■ **Set task**
Take the listing and print it in full, exactly as given.

--- start of Material for this exercise ---

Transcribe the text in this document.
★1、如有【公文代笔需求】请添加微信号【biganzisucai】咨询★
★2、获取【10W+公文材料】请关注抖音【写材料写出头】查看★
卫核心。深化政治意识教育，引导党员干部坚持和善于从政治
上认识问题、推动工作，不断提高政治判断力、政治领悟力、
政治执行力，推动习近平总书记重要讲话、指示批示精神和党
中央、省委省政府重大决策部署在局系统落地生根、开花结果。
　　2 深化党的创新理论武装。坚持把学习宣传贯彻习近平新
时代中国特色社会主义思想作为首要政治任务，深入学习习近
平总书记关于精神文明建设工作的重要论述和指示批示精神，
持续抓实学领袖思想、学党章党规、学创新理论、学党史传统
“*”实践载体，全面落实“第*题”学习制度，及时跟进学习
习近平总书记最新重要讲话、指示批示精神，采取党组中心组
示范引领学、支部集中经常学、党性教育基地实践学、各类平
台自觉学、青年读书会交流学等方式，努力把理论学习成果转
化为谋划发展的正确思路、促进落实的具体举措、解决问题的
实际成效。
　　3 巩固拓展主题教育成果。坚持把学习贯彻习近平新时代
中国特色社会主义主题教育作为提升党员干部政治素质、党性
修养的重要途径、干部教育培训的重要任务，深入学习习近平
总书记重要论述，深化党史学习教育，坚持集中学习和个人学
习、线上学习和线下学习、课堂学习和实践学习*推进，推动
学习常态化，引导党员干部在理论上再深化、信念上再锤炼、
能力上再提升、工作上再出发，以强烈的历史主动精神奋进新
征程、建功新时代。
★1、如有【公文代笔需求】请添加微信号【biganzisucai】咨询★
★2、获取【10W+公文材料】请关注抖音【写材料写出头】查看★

--- end of Material for this exercise ---

■ **Answer**
Transcribe the text in this document.
★1、如有【公文代笔需求】请添加微信号【biganzisucai】咨询★
★2、获取【10W+公文材料】请关注抖音【写材料写出头】查看★
卫核心。深化政治意识教育，引导党员干部坚持和善于从政治
上认识问题、推动工作，不断提高政治判断力、政治领悟力、
政治执行力，推动习近平总书记重要讲话、指示批示精神和党
中央、省委省政府重大决策部署在局系统落地生根、开花结果。
　　2 深化党的创新理论武装。坚持把学习宣传贯彻习近平新
时代中国特色社会主义思想作为首要政治任务，深入学习习近
平总书记关于精神文明建设工作的重要论述和指示批示精神，
持续抓实学领袖思想、学党章党规、学创新理论、学党史传统
“*”实践载体，全面落实“第*题”学习制度，及时跟进学习
习近平总书记最新重要讲话、指示批示精神，采取党组中心组
示范引领学、支部集中经常学、党性教育基地实践学、各类平
台自觉学、青年读书会交流学等方式，努力把理论学习成果转
化为谋划发展的正确思路、促进落实的具体举措、解决问题的
实际成效。
　　3 巩固拓展主题教育成果。坚持把学习贯彻习近平新时代
中国特色社会主义主题教育作为提升党员干部政治素质、党性
修养的重要途径、干部教育培训的重要任务，深入学习习近平
总书记重要论述，深化党史学习教育，坚持集中学习和个人学
习、线上学习和线下学习、课堂学习和实践学习*推进，推动
学习常态化，引导党员干部在理论上再深化、信念上再锤炼、
能力上再提升、工作上再出发，以强烈的历史主动精神奋进新
征程、建功新时代。
★1、如有【公文代笔需求】请添加微信号【biganzisucai】咨询★
★2、获取【10W+公文材料】请关注抖音【写材料写出头】查看★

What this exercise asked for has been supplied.